[Rows from a figure dataset]
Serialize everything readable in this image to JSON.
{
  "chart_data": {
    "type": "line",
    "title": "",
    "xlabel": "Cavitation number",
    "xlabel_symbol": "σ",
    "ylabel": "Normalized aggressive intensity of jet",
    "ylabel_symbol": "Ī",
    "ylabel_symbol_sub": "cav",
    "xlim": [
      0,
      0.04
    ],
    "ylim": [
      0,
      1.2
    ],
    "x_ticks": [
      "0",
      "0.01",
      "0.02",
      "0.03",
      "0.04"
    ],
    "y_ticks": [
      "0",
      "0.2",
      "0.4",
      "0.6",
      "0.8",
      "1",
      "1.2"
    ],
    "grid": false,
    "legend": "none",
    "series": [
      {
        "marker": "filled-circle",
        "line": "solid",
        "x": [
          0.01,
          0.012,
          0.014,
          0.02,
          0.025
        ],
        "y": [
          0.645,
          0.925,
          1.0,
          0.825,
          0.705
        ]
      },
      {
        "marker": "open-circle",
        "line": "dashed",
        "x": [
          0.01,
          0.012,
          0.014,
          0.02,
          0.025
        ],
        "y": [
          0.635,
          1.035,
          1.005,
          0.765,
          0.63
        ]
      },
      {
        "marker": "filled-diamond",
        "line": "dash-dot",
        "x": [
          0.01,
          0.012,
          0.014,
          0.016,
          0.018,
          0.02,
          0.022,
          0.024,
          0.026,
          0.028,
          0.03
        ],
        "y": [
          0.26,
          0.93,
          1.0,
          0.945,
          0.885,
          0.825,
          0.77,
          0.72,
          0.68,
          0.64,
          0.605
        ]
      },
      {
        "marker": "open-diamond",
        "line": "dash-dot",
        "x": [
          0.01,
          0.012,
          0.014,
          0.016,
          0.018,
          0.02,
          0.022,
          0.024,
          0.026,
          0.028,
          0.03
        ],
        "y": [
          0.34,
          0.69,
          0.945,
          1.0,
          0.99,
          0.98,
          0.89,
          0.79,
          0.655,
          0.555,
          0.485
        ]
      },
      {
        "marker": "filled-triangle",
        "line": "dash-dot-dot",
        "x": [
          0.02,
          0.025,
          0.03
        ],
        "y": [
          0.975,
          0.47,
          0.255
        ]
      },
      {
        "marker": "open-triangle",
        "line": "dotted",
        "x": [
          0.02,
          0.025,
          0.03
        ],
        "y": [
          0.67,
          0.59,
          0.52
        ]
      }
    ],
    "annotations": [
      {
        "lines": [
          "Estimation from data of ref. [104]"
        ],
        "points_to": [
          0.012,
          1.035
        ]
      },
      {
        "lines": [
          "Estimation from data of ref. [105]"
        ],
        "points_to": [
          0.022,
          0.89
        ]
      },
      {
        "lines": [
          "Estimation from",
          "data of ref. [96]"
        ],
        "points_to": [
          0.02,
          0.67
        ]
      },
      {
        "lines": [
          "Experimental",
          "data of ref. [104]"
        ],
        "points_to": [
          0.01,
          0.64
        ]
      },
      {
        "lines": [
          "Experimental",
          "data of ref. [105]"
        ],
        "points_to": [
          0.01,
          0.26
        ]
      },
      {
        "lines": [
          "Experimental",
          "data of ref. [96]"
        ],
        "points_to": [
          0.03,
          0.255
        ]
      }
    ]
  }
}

- Given task
Single out each line of the records above with the string "marker" in it, and copy it.

- Finished answer
        "marker": "filled-circle",
        "marker": "open-circle",
        "marker": "filled-diamond",
        "marker": "open-diamond",
        "marker": "filled-triangle",
        "marker": "open-triangle",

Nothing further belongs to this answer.